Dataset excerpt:
— start —

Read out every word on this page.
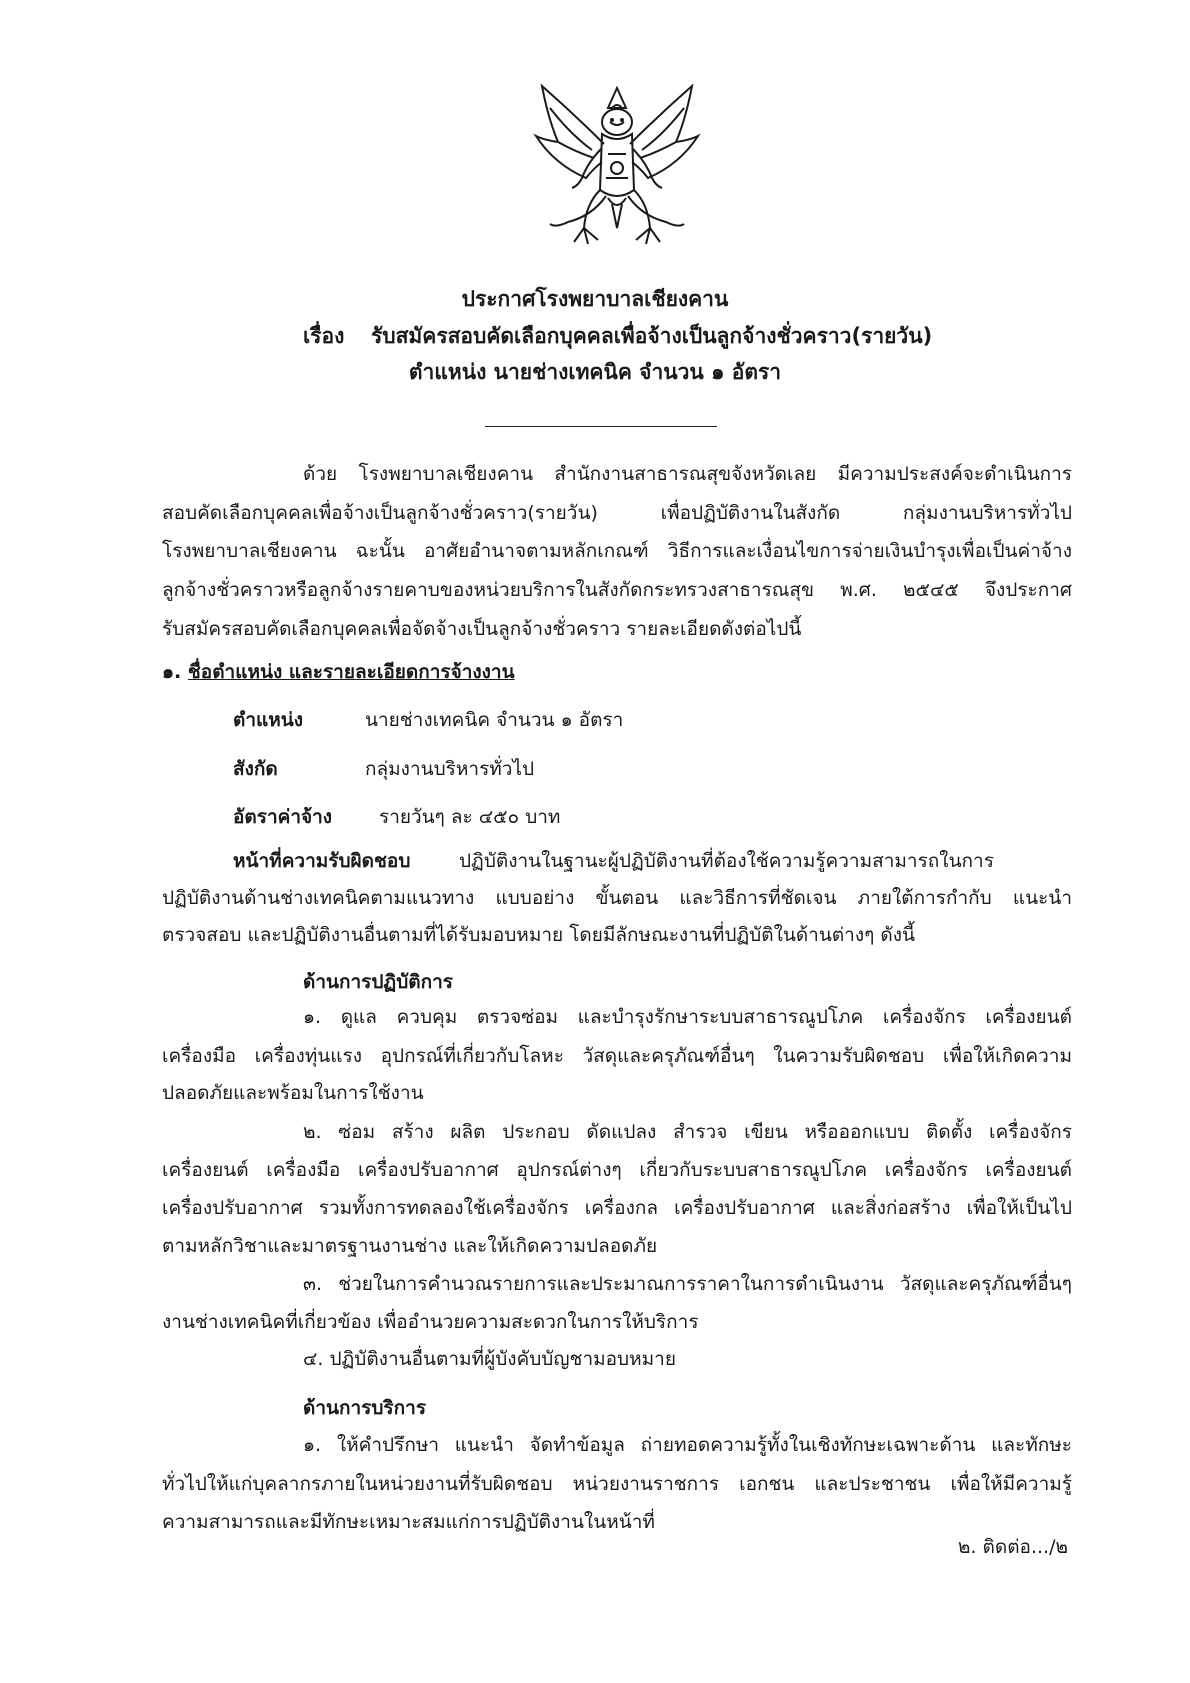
ประกาศโรงพยาบาลเชียงคาน
เรื่อง รับสมัครสอบคัดเลือกบุคคลเพื่อจ้างเป็นลูกจ้างชั่วคราว(รายวัน)
ตำแหน่ง นายช่างเทคนิค จำนวน ๑ อัตรา
ด้วย โรงพยาบาลเชียงคาน สำนักงานสาธารณสุขจังหวัดเลย มีความประสงค์จะดำเนินการ
สอบคัดเลือกบุคคลเพื่อจ้างเป็นลูกจ้างชั่วคราว(รายวัน) เพื่อปฏิบัติงานในสังกัด กลุ่มงานบริหารทั่วไป
โรงพยาบาลเชียงคาน ฉะนั้น อาศัยอำนาจตามหลักเกณฑ์ วิธีการและเงื่อนไขการจ่ายเงินบำรุงเพื่อเป็นค่าจ้าง
ลูกจ้างชั่วคราวหรือลูกจ้างรายคาบของหน่วยบริการในสังกัดกระทรวงสาธารณสุข พ.ศ. ๒๕๔๕ จึงประกาศ
รับสมัครสอบคัดเลือกบุคคลเพื่อจัดจ้างเป็นลูกจ้างชั่วคราว รายละเอียดดังต่อไปนี้
๑. ชื่อตำแหน่ง และรายละเอียดการจ้างงาน
ตำแหน่ง	นายช่างเทคนิค จำนวน ๑ อัตรา
สังกัด	กลุ่มงานบริหารทั่วไป
อัตราค่าจ้าง รายวันๆ ละ ๔๕๐ บาท
หน้าที่ความรับผิดชอบ	ปฏิบัติงานในฐานะผู้ปฏิบัติงานที่ต้องใช้ความรู้ความสามารถในการ
ปฏิบัติงานด้านช่างเทคนิคตามแนวทาง แบบอย่าง ขั้นตอน และวิธีการที่ชัดเจน ภายใต้การกำกับ แนะนำ
ตรวจสอบ และปฏิบัติงานอื่นตามที่ได้รับมอบหมาย โดยมีลักษณะงานที่ปฏิบัติในด้านต่างๆ ดังนี้
ด้านการปฏิบัติการ
๑. ดูแล ควบคุม ตรวจซ่อม และบำรุงรักษาระบบสาธารณูปโภค เครื่องจักร เครื่องยนต์
เครื่องมือ เครื่องทุ่นแรง อุปกรณ์ที่เกี่ยวกับโลหะ วัสดุและครุภัณฑ์อื่นๆ ในความรับผิดชอบ เพื่อให้เกิดความ
ปลอดภัยและพร้อมในการใช้งาน
๒. ซ่อม สร้าง ผลิต ประกอบ ดัดแปลง สำรวจ เขียน หรือออกแบบ ติดตั้ง เครื่องจักร
เครื่องยนต์ เครื่องมือ เครื่องปรับอากาศ อุปกรณ์ต่างๆ เกี่ยวกับระบบสาธารณูปโภค เครื่องจักร เครื่องยนต์
เครื่องปรับอากาศ รวมทั้งการทดลองใช้เครื่องจักร เครื่องกล เครื่องปรับอากาศ และสิ่งก่อสร้าง เพื่อให้เป็นไป
ตามหลักวิชาและมาตรฐานงานช่าง และให้เกิดความปลอดภัย
๓. ช่วยในการคำนวณรายการและประมาณการราคาในการดำเนินงาน วัสดุและครุภัณฑ์อื่นๆ
งานช่างเทคนิคที่เกี่ยวข้อง เพื่ออำนวยความสะดวกในการให้บริการ
๔. ปฏิบัติงานอื่นตามที่ผู้บังคับบัญชามอบหมาย
ด้านการบริการ
๑. ให้คำปรึกษา แนะนำ จัดทำข้อมูล ถ่ายทอดความรู้ทั้งในเชิงทักษะเฉพาะด้าน และทักษะ
ทั่วไปให้แก่บุคลากรภายในหน่วยงานที่รับผิดชอบ หน่วยงานราชการ เอกชน และประชาชน เพื่อให้มีความรู้
ความสามารถและมีทักษะเหมาะสมแก่การปฏิบัติงานในหน้าที่
๒. ติดต่อ.../๒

— end —

Problem statement –
Omit the pictures. Transcribe every record exactly.

Result –
Read out every word on this page.
ประกาศโรงพยาบาลเชียงคาน
เรื่อง รับสมัครสอบคัดเลือกบุคคลเพื่อจ้างเป็นลูกจ้างชั่วคราว(รายวัน)
ตำแหน่ง นายช่างเทคนิค จำนวน ๑ อัตรา
ด้วย โรงพยาบาลเชียงคาน สำนักงานสาธารณสุขจังหวัดเลย มีความประสงค์จะดำเนินการ
สอบคัดเลือกบุคคลเพื่อจ้างเป็นลูกจ้างชั่วคราว(รายวัน) เพื่อปฏิบัติงานในสังกัด กลุ่มงานบริหารทั่วไป
โรงพยาบาลเชียงคาน ฉะนั้น อาศัยอำนาจตามหลักเกณฑ์ วิธีการและเงื่อนไขการจ่ายเงินบำรุงเพื่อเป็นค่าจ้าง
ลูกจ้างชั่วคราวหรือลูกจ้างรายคาบของหน่วยบริการในสังกัดกระทรวงสาธารณสุข พ.ศ. ๒๕๔๕ จึงประกาศ
รับสมัครสอบคัดเลือกบุคคลเพื่อจัดจ้างเป็นลูกจ้างชั่วคราว รายละเอียดดังต่อไปนี้
๑. ชื่อตำแหน่ง และรายละเอียดการจ้างงาน
ตำแหน่ง	นายช่างเทคนิค จำนวน ๑ อัตรา
สังกัด	กลุ่มงานบริหารทั่วไป
อัตราค่าจ้าง รายวันๆ ละ ๔๕๐ บาท
หน้าที่ความรับผิดชอบ	ปฏิบัติงานในฐานะผู้ปฏิบัติงานที่ต้องใช้ความรู้ความสามารถในการ
ปฏิบัติงานด้านช่างเทคนิคตามแนวทาง แบบอย่าง ขั้นตอน และวิธีการที่ชัดเจน ภายใต้การกำกับ แนะนำ
ตรวจสอบ และปฏิบัติงานอื่นตามที่ได้รับมอบหมาย โดยมีลักษณะงานที่ปฏิบัติในด้านต่างๆ ดังนี้
ด้านการปฏิบัติการ
๑. ดูแล ควบคุม ตรวจซ่อม และบำรุงรักษาระบบสาธารณูปโภค เครื่องจักร เครื่องยนต์
เครื่องมือ เครื่องทุ่นแรง อุปกรณ์ที่เกี่ยวกับโลหะ วัสดุและครุภัณฑ์อื่นๆ ในความรับผิดชอบ เพื่อให้เกิดความ
ปลอดภัยและพร้อมในการใช้งาน
๒. ซ่อม สร้าง ผลิต ประกอบ ดัดแปลง สำรวจ เขียน หรือออกแบบ ติดตั้ง เครื่องจักร
เครื่องยนต์ เครื่องมือ เครื่องปรับอากาศ อุปกรณ์ต่างๆ เกี่ยวกับระบบสาธารณูปโภค เครื่องจักร เครื่องยนต์
เครื่องปรับอากาศ รวมทั้งการทดลองใช้เครื่องจักร เครื่องกล เครื่องปรับอากาศ และสิ่งก่อสร้าง เพื่อให้เป็นไป
ตามหลักวิชาและมาตรฐานงานช่าง และให้เกิดความปลอดภัย
๓. ช่วยในการคำนวณรายการและประมาณการราคาในการดำเนินงาน วัสดุและครุภัณฑ์อื่นๆ
งานช่างเทคนิคที่เกี่ยวข้อง เพื่ออำนวยความสะดวกในการให้บริการ
๔. ปฏิบัติงานอื่นตามที่ผู้บังคับบัญชามอบหมาย
ด้านการบริการ
๑. ให้คำปรึกษา แนะนำ จัดทำข้อมูล ถ่ายทอดความรู้ทั้งในเชิงทักษะเฉพาะด้าน และทักษะ
ทั่วไปให้แก่บุคลากรภายในหน่วยงานที่รับผิดชอบ หน่วยงานราชการ เอกชน และประชาชน เพื่อให้มีความรู้
ความสามารถและมีทักษะเหมาะสมแก่การปฏิบัติงานในหน้าที่
๒. ติดต่อ.../๒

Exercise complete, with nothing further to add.